Problem to solve = An exact copy of every record is needed.

Record list =
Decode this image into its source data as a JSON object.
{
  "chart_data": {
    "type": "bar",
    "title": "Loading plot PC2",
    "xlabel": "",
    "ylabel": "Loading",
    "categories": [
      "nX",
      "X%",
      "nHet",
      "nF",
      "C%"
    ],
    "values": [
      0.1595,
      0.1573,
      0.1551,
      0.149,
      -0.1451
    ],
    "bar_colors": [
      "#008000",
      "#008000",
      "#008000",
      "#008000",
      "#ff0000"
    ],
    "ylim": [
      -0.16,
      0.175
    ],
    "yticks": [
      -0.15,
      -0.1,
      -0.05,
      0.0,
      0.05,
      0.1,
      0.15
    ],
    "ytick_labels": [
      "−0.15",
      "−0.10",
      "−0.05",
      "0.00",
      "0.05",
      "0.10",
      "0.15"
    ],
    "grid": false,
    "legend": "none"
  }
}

Output of the exercise =
Decode this image into its source data as a JSON object.
{
  "chart_data": {
    "type": "bar",
    "title": "Loading plot PC2",
    "xlabel": "",
    "ylabel": "Loading",
    "categories": [
      "nX",
      "X%",
      "nHet",
      "nF",
      "C%"
    ],
    "values": [
      0.1595,
      0.1573,
      0.1551,
      0.149,
      -0.1451
    ],
    "bar_colors": [
      "#008000",
      "#008000",
      "#008000",
      "#008000",
      "#ff0000"
    ],
    "ylim": [
      -0.16,
      0.175
    ],
    "yticks": [
      -0.15,
      -0.1,
      -0.05,
      0.0,
      0.05,
      0.1,
      0.15
    ],
    "ytick_labels": [
      "−0.15",
      "−0.10",
      "−0.05",
      "0.00",
      "0.05",
      "0.10",
      "0.15"
    ],
    "grid": false,
    "legend": "none"
  }
}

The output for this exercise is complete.